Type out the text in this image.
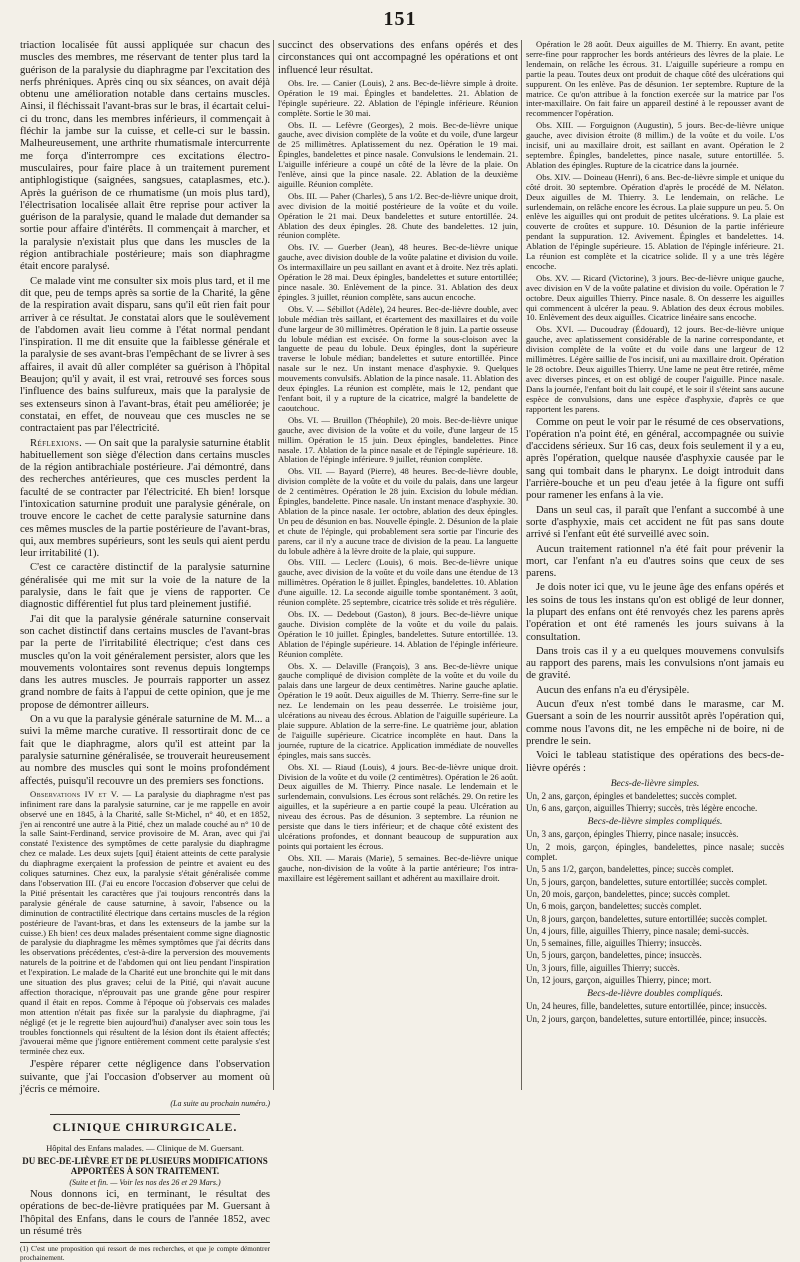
151

triaction localisée fût aussi appliquée sur chacun des muscles des membres, me réservant de tenter plus tard la guérison de la paralysie du diaphragme par l'excitation des nerfs phréniques. Après cinq ou six séances, on avait déjà obtenu une amélioration notable dans certains muscles. Ainsi, il fléchissait l'avant-bras sur le bras, il écartait celui-ci du tronc, dans les membres inférieurs, il commençait à fléchir la jambe sur la cuisse, et celle-ci sur le bassin. Malheureusement, une arthrite rhumatismale intercurrente me força d'interrompre ces excitations électro-musculaires, pour faire place à un traitement purement antiphlogistique (saignées, sangsues, cataplasmes, etc.). Après la guérison de ce rhumatisme (un mois plus tard), l'électrisation localisée allait être reprise pour activer la guérison de la paralysie, quand le malade dut demander sa sortie pour affaire d'intérêts. Il commençait à marcher, et la paralysie n'existait plus que dans les muscles de la région antibrachiale postérieure; mais son diaphragme était encore paralysé.

Ce malade vint me consulter six mois plus tard, et il me dit que, peu de temps après sa sortie de la Charité, la gêne de la respiration avait disparu, sans qu'il eût rien fait pour arriver à ce résultat. Je constatai alors que le soulèvement de l'abdomen avait lieu comme à l'état normal pendant l'inspiration. Il me dit ensuite que la faiblesse générale et la paralysie de ses avant-bras l'empêchant de se livrer à ses affaires, il avait dû aller compléter sa guérison à l'hôpital Beaujon; qu'il y avait, il est vrai, retrouvé ses forces sous l'influence des bains sulfureux, mais que la paralysie de ses extenseurs sinon à l'avant-bras, était peu améliorée; je constatai, en effet, de nouveau que ces muscles ne se contractaient pas par l'électricité.

Réflexions. — On sait que la paralysie saturnine établit habituellement son siège d'élection dans certains muscles de la région antibrachiale postérieure. J'ai démontré, dans des recherches antérieures, que ces muscles perdent la faculté de se contracter par l'électricité. Eh bien! lorsque l'intoxication saturnine produit une paralysie générale, on trouve encore le cachet de cette paralysie saturnine dans ces mêmes muscles de la partie postérieure de l'avant-bras, qui, aux membres supérieurs, sont les seuls qui aient perdu leur irritabilité (1).

C'est ce caractère distinctif de la paralysie saturnine généralisée qui me mit sur la voie de la nature de la paralysie, dans le fait que je viens de rapporter. Ce diagnostic différentiel fut plus tard pleinement justifié.

J'ai dit que la paralysie générale saturnine conservait son cachet distinctif dans certains muscles de l'avant-bras par la perte de l'irritabilité électrique; c'est dans ces muscles qu'on la voit généralement persister, alors que les mouvements volontaires sont revenus depuis longtemps dans les autres muscles. Je pourrais rapporter un assez grand nombre de faits à l'appui de cette opinion, que je me propose de démontrer ailleurs.

On a vu que la paralysie générale saturnine de M. M... a suivi la même marche curative. Il ressortirait donc de ce fait que le diaphragme, alors qu'il est atteint par la paralysie saturnine généralisée, se trouverait heureusement au nombre des muscles qui sont le moins profondément affectés, puisqu'il recouvre un des premiers ses fonctions.

Observations IV et V. — La paralysie du diaphragme n'est pas infiniment rare dans la paralysie saturnine, car je me rappelle en avoir observé une en 1845, à la Charité, salle St-Michel, n° 40, et en 1852, j'en ai rencontré une autre à la Pitié, chez un malade couché au n° 10 de la salle Saint-Ferdinand, service provisoire de M. Aran, avec qui j'ai constaté l'existence des symptômes de cette paralysie du diaphragme chez ce malade. Les deux sujets [qui] étaient atteints de cette paralysie du diaphragme exerçaient la profession de peintre et avaient eu des coliques saturnines. Chez eux, la paralysie s'était généralisée comme dans l'observation III. (J'ai eu encore l'occasion d'observer que celui de la Pitié présentait les caractères que j'ai toujours rencontrés dans la paralysie générale de cause saturnine, à savoir, l'absence ou la diminution de contractilité électrique dans certains muscles de la région postérieure de l'avant-bras, et dans les extenseurs de la jambe sur la cuisse.) Eh bien! ces deux malades présentaient comme signe diagnostic de paralysie du diaphragme les mêmes symptômes que j'ai décrits dans les observations précédentes, c'est-à-dire la perversion des mouvements naturels de la poitrine et de l'abdomen qui ont lieu pendant l'inspiration et l'expiration. Le malade de la Charité eut une bronchite qui le mit dans une situation des plus graves; celui de la Pitié, qui n'avait aucune affection thoracique, n'éprouvait pas une grande gêne pour respirer quand il était en repos. Comme à l'époque où j'observais ces malades mon attention n'était pas fixée sur la paralysie du diaphragme, j'ai négligé (et je le regrette bien aujourd'hui) d'analyser avec soin tous les troubles fonctionnels qui résultent de la lésion dont ils étaient affectés; j'avouerai même que j'ignore entièrement comment cette paralysie s'est terminée chez eux.

J'espère réparer cette négligence dans l'observation suivante, que j'ai l'occasion d'observer au moment où j'écris ce mémoire.

(La suite au prochain numéro.)

CLINIQUE CHIRURGICALE.

Hôpital des Enfans malades. — Clinique de M. Guersant.

DU BEC-DE-LIÈVRE ET DE PLUSIEURS MODIFICATIONS APPORTÉES À SON TRAITEMENT.
(Suite et fin. — Voir les nos des 26 et 29 Mars.)

Nous donnons ici, en terminant, le résultat des opérations de bec-de-lièvre pratiquées par M. Guersant à l'hôpital des Enfans, dans le cours de l'année 1852, avec un résumé très

(1) C'est une proposition qui ressort de mes recherches, et que je compte démontrer prochainement.

succinct des observations des enfans opérés et des circonstances qui ont accompagné les opérations et ont influencé leur résultat.

Obs. Ire. — Canier (Louis), 2 ans. Bec-de-lièvre simple à droite. Opération le 19 mai. Épingles et bandelettes. 21. Ablation de l'épingle supérieure. 22. Ablation de l'épingle inférieure. Réunion complète. Sortie le 30 mai.

Obs. II. — Lefèvre (Georges), 2 mois. Bec-de-lièvre unique gauche, avec division complète de la voûte et du voile, d'une largeur de 25 millimètres. Aplatissement du nez. Opération le 19 mai. Épingles, bandelettes et pince nasale. Convulsions le lendemain. 21. L'aiguille inférieure a coupé un côté de la lèvre de la plaie. On l'enlève, ainsi que la pince nasale. 22. Ablation de la deuxième aiguille. Réunion complète.

Obs. III. — Paher (Charles), 5 ans 1/2. Bec-de-lièvre unique droit, avec division de la moitié postérieure de la voûte et du voile. Opération le 21 mai. Deux bandelettes et suture entortillée. 24. Ablation des deux épingles. 28. Chute des bandelettes. 12 juin, réunion complète.

Obs. IV. — Guerber (Jean), 48 heures. Bec-de-lièvre unique gauche, avec division double de la voûte palatine et division du voile. Os intermaxillaire un peu saillant en avant et à droite. Nez très aplati. Opération le 28 mai. Deux épingles, bandelettes et suture entortillée; pince nasale. 30. Enlèvement de la pince. 31. Ablation des deux épingles. 3 juillet, réunion complète, sans aucun encoche.

Obs. V. — Sébillot (Adèle), 24 heures. Bec-de-lièvre double, avec lobule médian très saillant, et écartement des maxillaires et du voile d'une largeur de 30 millimètres. Opération le 8 juin. La partie osseuse du lobule médian est excisée. On forme la sous-cloison avec la languette de peau du lobule. Deux épingles, dont la supérieure traverse le lobule médian; bandelettes et suture entortillée. Pince nasale sur le nez. Un instant menace d'asphyxie. 9. Quelques mouvements convulsifs. Ablation de la pince nasale. 11. Ablation des deux épingles. La réunion est complète, mais le 12, pendant que l'enfant boit, il y a rupture de la cicatrice, malgré la bandelette de caoutchouc.

Obs. VI. — Bruillon (Théophile), 20 mois. Bec-de-lièvre unique gauche, avec division de la voûte et du voile, d'une largeur de 15 millim. Opération le 15 juin. Deux épingles, bandelettes. Pince nasale. 17. Ablation de la pince nasale et de l'épingle supérieure. 18. Ablation de l'épingle inférieure. 9 juillet, réunion complète.

Obs. VII. — Bayard (Pierre), 48 heures. Bec-de-lièvre double, division complète de la voûte et du voile du palais, dans une largeur de 2 centimètres. Opération le 28 juin. Excision du lobule médian. Épingles, bandelette. Pince nasale. Un instant menace d'asphyxie. 30. Ablation de la pince nasale. 1er octobre, ablation des deux épingles. Un peu de désunion en bas. Nouvelle épingle. 2. Désunion de la plaie et chute de l'épingle, qui probablement sera sortie par l'incurie des parens, car il n'y a aucune trace de division de la peau. La languette du lobule adhère à la lèvre droite de la plaie, qui suppure.

Obs. VIII. — Leclerc (Louis), 6 mois. Bec-de-lièvre unique gauche, avec division de la voûte et du voile dans une étendue de 13 millimètres. Opération le 8 juillet. Épingles, bandelettes. 10. Ablation d'une aiguille. 12. La seconde aiguille tombe spontanément. 3 août, réunion complète. 25 septembre, cicatrice très solide et très régulière.

Obs. IX. — Dedebout (Gaston), 8 jours. Bec-de-lièvre unique gauche. Division complète de la voûte et du voile du palais. Opération le 10 juillet. Épingles, bandelettes. Suture entortillée. 13. Ablation de l'épingle supérieure. 14. Ablation de l'épingle inférieure. Réunion complète.

Obs. X. — Delaville (François), 3 ans. Bec-de-lièvre unique gauche compliqué de division complète de la voûte et du voile du palais dans une largeur de deux centimètres. Narine gauche aplatie. Opération le 19 août. Deux aiguilles de M. Thierry. Serre-fine sur le nez. Le lendemain on les peau desserrée. Le troisième jour, ulcérations au niveau des écrous. Ablation de l'aiguille supérieure. La plaie suppure. Ablation de la serre-fine. Le quatrième jour, ablation de l'aiguille supérieure. Cicatrice incomplète en haut. Dans la journée, rupture de la cicatrice. Application immédiate de nouvelles épingles, mais sans succès.

Obs. XI. — Riaud (Louis), 4 jours. Bec-de-lièvre unique droit. Division de la voûte et du voile (2 centimètres). Opération le 26 août. Deux aiguilles de M. Thierry. Pince nasale. Le lendemain et le surlendemain, convulsions. Les écrous sont relâchés. 29. On retire les aiguilles, et la supérieure a en partie coupé la peau. Ulcération au niveau des écrous. Pas de désunion. 3 septembre. La réunion ne persiste que dans le tiers inférieur; et de chaque côté existent des ulcérations profondes, et donnant beaucoup de suppuration aux points qui portaient les écrous.

Obs. XII. — Marais (Marie), 5 semaines. Bec-de-lièvre unique gauche, non-division de la voûte à la partie antérieure; l'os intra-maxillaire est légèrement saillant et adhérent au maxillaire droit.

Opération le 28 août. Deux aiguilles de M. Thierry. En avant, petite serre-fine pour rapprocher les bords antérieurs des lèvres de la plaie. Le lendemain, on relâche les écrous. 31. L'aiguille supérieure a rompu en partie la peau. Toutes deux ont produit de chaque côté des ulcérations qui suppurent. On les enlève. Pas de désunion. 1er septembre. Rupture de la matrice. Ce qu'on attribue à la fonction exercée sur la matrice par l'os inter-maxillaire. On fait faire un appareil destiné à le repousser avant de recommencer l'opération.

Obs. XIII. — Forguignon (Augustin), 5 jours. Bec-de-lièvre unique gauche, avec division étroite (8 millim.) de la voûte et du voile. L'os incisif, uni au maxillaire droit, est saillant en avant. Opération le 2 septembre. Épingles, bandelettes, pince nasale, suture entortillée. 5. Ablation des épingles. Rupture de la cicatrice dans la journée.

Obs. XIV. — Doineau (Henri), 6 ans. Bec-de-lièvre simple et unique du côté droit. 30 septembre. Opération d'après le procédé de M. Nélaton. Deux aiguilles de M. Thierry. 3. Le lendemain, on relâche. Le surlendemain, on relâche encore les écrous. La plaie suppure un peu. 5. On enlève les aiguilles qui ont produit de petites ulcérations. 9. La plaie est couverte de croûtes et suppure. 10. Désunion de la partie inférieure pendant la suppuration. 12. Avivement. Épingles et bandelettes. 14. Ablation de l'épingle supérieure. 15. Ablation de l'épingle inférieure. 21. La réunion est complète et la cicatrice solide. Il y a une très légère encoche.

Obs. XV. — Ricard (Victorine), 3 jours. Bec-de-lièvre unique gauche, avec division en V de la voûte palatine et division du voile. Opération le 7 octobre. Deux aiguilles Thierry. Pince nasale. 8. On desserre les aiguilles qui commencent à ulcérer la peau. 9. Ablation des deux écrous mobiles. 10. Enlèvement des deux aiguilles. Cicatrice linéaire sans encoche.

Obs. XVI. — Ducoudray (Édouard), 12 jours. Bec-de-lièvre unique gauche, avec aplatissement considérable de la narine correspondante, et division complète de la voûte et du voile dans une largeur de 12 millimètres. Légère saillie de l'os incisif, uni au maxillaire droit. Opération le 28 octobre. Deux aiguilles Thierry. Une lame ne peut être retirée, même avec diverses pinces, et on est obligé de couper l'aiguille. Pince nasale. Dans la journée, l'enfant boit du lait coupé, et le soir il s'éteint sans aucune espèce de convulsions, dans une espèce d'asphyxie, d'après ce que rapportent les parens.

Comme on peut le voir par le résumé de ces observations, l'opération n'a point été, en général, accompagnée ou suivie d'accidens sérieux. Sur 16 cas, deux fois seulement il y a eu, après l'opération, quelque nausée d'asphyxie causée par le sang qui tombait dans le pharynx. Le doigt introduit dans l'arrière-bouche et un peu d'eau jetée à la figure ont suffi pour ramener les enfans à la vie.

Dans un seul cas, il paraît que l'enfant a succombé à une sorte d'asphyxie, mais cet accident ne fût pas sans doute arrivé si l'enfant eût été surveillé avec soin.

Aucun traitement rationnel n'a été fait pour prévenir la mort, car l'enfant n'a eu d'autres soins que ceux de ses parens.

Je dois noter ici que, vu le jeune âge des enfans opérés et les soins de tous les instans qu'on est obligé de leur donner, la plupart des enfans ont été renvoyés chez les parens après l'opération et ont été ramenés les jours suivans à la consultation.

Dans trois cas il y a eu quelques mouvemens convulsifs au rapport des parens, mais les convulsions n'ont jamais eu de gravité.

Aucun des enfans n'a eu d'érysipèle.

Aucun d'eux n'est tombé dans le marasme, car M. Guersant a soin de les nourrir aussitôt après l'opération qui, comme nous l'avons dit, ne les empêche ni de boire, ni de prendre le sein.

Voici le tableau statistique des opérations des becs-de-lièvre opérés :

Becs-de-lièvre simples.

Un, 2 ans, garçon, épingles et bandelettes; succès complet.

Un, 6 ans, garçon, aiguilles Thierry; succès, très légère encoche.

Becs-de-lièvre simples compliqués.

Un, 3 ans, garçon, épingles Thierry, pince nasale; insuccès.

Un, 2 mois, garçon, épingles, bandelettes, pince nasale; succès complet.

Un, 5 ans 1/2, garçon, bandelettes, pince; succès complet.

Un, 5 jours, garçon, bandelettes, suture entortillée; succès complet.

Un, 20 mois, garçon, bandelettes, pince; succès complet.

Un, 6 mois, garçon, bandelettes; succès complet.

Un, 8 jours, garçon, bandelettes, suture entortillée; succès complet.

Un, 4 jours, fille, aiguilles Thierry, pince nasale; demi-succès.

Un, 5 semaines, fille, aiguilles Thierry; insuccès.

Un, 5 jours, garçon, bandelettes, pince; insuccès.

Un, 3 jours, fille, aiguilles Thierry; succès.

Un, 12 jours, garçon, aiguilles Thierry, pince; mort.

Becs-de-lièvre doubles compliqués.

Un, 24 heures, fille, bandelettes, suture entortillée, pince; insuccès.

Un, 2 jours, garçon, bandelettes, suture entortillée, pince; insuccès.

----

=== Required task ===
Within the listing, how many lines hold the word "complet"? Only the number is to be given.

=== Output of the task ===
7